→ **Your task**: Check every line in the listing below for "faecal". Copy the ones where it occurs.

→ **Excerpted records**:

╔══

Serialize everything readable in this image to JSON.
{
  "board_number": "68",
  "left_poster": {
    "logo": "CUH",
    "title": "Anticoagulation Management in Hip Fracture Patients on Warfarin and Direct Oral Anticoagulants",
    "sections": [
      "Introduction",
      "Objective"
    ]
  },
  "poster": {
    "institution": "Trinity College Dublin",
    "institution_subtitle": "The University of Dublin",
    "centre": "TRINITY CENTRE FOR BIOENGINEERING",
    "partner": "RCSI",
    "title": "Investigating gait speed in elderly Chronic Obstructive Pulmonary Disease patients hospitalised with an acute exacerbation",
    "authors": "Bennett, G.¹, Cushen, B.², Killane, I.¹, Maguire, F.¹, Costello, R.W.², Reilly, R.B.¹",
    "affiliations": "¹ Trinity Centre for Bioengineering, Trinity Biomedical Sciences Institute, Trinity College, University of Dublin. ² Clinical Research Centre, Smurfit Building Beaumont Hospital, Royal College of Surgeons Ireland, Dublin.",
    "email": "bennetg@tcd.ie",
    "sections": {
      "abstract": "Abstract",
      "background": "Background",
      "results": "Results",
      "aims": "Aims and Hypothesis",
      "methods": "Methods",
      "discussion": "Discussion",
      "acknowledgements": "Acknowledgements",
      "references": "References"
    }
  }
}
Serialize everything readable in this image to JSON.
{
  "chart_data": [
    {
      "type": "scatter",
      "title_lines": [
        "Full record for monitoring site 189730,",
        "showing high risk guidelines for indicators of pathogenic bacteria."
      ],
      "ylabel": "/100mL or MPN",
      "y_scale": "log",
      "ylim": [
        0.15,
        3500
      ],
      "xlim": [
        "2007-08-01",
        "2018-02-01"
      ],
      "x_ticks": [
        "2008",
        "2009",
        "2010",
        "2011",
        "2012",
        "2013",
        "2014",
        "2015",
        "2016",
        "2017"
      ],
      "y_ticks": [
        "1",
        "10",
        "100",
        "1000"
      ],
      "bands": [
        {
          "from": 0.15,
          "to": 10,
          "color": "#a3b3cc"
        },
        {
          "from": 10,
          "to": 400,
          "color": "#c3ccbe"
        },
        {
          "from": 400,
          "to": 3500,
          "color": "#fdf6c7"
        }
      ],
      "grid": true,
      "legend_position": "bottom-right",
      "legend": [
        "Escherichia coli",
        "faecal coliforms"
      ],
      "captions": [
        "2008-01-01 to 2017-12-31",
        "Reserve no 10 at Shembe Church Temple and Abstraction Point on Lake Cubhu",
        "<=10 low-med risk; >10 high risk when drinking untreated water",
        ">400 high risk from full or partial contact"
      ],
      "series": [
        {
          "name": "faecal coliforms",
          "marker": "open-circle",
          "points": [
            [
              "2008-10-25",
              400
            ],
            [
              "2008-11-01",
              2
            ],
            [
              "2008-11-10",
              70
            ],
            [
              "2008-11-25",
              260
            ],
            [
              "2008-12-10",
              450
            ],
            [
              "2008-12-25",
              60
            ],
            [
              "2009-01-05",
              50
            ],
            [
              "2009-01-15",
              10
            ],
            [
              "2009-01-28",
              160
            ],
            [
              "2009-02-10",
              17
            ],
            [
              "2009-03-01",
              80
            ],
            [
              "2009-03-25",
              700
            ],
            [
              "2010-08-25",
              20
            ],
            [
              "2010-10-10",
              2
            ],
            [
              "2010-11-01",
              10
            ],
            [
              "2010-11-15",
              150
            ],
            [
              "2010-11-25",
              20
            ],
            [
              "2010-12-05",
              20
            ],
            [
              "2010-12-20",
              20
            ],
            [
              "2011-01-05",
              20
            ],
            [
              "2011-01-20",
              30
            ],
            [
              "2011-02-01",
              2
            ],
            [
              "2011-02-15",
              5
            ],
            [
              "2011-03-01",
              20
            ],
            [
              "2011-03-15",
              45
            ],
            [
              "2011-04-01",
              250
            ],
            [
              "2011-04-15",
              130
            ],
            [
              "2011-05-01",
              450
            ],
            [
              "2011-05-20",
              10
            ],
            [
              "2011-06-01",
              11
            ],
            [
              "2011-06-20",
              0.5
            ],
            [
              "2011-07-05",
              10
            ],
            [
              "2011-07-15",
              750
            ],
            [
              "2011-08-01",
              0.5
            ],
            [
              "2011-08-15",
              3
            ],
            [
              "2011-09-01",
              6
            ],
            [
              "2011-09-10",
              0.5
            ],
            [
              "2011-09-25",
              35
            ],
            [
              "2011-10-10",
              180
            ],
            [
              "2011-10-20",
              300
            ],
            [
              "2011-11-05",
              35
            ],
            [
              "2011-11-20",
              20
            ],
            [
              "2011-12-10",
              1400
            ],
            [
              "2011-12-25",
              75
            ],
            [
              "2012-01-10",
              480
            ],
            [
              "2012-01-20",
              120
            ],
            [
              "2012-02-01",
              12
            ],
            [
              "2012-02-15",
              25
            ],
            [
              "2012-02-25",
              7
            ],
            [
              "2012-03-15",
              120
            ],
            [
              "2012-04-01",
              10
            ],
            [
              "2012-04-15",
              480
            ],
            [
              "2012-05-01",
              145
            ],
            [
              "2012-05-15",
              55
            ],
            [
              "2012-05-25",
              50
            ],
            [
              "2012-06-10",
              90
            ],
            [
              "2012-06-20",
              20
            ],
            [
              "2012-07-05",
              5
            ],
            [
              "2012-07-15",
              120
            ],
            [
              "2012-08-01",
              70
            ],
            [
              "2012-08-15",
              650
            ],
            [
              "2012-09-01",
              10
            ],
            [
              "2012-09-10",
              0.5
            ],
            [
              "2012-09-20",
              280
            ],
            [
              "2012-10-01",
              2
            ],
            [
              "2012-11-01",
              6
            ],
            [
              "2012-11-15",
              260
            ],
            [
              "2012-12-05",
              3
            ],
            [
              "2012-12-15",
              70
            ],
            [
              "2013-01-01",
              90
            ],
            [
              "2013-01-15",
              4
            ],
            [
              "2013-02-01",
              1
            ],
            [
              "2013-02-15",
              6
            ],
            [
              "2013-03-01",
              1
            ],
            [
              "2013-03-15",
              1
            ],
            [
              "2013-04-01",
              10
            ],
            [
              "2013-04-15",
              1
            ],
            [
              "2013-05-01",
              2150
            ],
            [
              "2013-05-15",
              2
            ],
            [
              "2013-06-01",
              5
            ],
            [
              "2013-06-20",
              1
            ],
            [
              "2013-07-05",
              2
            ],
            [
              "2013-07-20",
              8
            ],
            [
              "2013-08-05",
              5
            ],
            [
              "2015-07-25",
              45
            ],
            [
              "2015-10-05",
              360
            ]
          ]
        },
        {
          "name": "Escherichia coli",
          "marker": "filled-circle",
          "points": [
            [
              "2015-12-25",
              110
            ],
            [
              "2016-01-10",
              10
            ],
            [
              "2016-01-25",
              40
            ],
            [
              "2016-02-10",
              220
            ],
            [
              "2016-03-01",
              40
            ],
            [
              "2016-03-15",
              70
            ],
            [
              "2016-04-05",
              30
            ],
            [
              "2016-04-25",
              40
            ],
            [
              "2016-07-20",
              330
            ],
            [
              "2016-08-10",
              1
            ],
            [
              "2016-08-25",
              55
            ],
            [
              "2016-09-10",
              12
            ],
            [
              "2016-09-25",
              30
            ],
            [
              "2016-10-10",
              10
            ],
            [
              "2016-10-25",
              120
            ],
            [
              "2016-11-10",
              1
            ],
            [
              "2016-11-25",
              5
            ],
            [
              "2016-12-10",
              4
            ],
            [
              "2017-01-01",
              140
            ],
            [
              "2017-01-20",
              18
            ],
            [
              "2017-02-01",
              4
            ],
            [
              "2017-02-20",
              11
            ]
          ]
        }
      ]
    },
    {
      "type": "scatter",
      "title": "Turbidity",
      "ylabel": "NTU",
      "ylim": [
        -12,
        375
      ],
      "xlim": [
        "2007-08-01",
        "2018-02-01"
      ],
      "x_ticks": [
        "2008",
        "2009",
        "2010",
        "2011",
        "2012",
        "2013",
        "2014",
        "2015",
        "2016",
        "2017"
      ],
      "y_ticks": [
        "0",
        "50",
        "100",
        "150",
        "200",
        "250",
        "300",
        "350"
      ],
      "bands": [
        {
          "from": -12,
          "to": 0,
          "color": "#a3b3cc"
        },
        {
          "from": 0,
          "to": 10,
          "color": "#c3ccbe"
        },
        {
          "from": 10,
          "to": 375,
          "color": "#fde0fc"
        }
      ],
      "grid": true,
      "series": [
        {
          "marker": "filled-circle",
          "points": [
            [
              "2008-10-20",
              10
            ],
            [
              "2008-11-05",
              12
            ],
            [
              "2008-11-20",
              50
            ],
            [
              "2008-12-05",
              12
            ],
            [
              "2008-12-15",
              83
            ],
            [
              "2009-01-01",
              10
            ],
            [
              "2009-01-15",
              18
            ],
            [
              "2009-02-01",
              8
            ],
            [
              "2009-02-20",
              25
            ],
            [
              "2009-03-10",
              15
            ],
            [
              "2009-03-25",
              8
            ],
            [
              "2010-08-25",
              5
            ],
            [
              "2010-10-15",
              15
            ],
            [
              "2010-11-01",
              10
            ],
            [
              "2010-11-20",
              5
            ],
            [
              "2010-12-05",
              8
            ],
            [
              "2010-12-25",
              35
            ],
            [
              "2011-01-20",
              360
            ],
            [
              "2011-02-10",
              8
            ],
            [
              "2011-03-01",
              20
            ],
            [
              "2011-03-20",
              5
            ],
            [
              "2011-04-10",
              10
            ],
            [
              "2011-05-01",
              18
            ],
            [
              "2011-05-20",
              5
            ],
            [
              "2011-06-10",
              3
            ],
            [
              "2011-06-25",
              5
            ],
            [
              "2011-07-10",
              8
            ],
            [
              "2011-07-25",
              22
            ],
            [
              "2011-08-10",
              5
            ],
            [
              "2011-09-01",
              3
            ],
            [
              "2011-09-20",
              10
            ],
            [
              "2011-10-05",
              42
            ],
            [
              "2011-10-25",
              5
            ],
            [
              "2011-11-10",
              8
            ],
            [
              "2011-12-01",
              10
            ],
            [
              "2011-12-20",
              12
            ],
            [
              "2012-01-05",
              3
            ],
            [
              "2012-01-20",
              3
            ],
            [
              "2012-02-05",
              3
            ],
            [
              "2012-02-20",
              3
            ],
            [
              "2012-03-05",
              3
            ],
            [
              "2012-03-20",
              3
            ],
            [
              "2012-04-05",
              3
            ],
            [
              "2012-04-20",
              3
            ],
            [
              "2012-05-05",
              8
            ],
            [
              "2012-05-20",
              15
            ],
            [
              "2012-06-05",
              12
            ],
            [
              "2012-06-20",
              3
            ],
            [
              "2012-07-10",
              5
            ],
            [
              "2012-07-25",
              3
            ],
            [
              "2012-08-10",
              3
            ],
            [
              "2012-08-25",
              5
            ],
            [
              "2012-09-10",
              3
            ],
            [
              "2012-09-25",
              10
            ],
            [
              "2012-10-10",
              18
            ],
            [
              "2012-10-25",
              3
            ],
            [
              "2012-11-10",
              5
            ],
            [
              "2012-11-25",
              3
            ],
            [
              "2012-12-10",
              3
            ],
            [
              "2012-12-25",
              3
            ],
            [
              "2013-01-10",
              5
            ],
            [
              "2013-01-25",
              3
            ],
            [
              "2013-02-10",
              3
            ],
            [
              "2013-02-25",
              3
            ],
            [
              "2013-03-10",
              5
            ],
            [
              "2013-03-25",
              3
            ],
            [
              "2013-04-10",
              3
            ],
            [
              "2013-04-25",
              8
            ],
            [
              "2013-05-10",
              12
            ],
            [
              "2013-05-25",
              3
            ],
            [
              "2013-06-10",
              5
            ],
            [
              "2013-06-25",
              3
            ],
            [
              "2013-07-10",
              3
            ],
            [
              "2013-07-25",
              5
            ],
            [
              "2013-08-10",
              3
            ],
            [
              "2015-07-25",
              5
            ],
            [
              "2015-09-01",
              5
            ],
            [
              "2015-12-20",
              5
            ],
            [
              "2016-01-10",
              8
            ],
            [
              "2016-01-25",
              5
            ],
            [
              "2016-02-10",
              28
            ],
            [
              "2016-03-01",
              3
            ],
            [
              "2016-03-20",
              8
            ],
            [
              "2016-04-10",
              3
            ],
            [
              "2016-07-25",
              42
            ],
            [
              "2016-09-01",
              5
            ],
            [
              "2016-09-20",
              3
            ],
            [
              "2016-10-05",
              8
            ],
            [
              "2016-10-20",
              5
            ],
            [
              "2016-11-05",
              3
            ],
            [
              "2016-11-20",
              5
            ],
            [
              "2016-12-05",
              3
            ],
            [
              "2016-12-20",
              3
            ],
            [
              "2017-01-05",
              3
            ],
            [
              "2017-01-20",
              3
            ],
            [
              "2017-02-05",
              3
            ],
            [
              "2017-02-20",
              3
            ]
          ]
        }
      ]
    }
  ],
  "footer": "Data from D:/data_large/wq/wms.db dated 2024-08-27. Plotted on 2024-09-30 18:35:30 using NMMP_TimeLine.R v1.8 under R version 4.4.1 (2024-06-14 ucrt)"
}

╚══

→ **Answer section**:
        "faecal coliforms"
          "name": "faecal coliforms",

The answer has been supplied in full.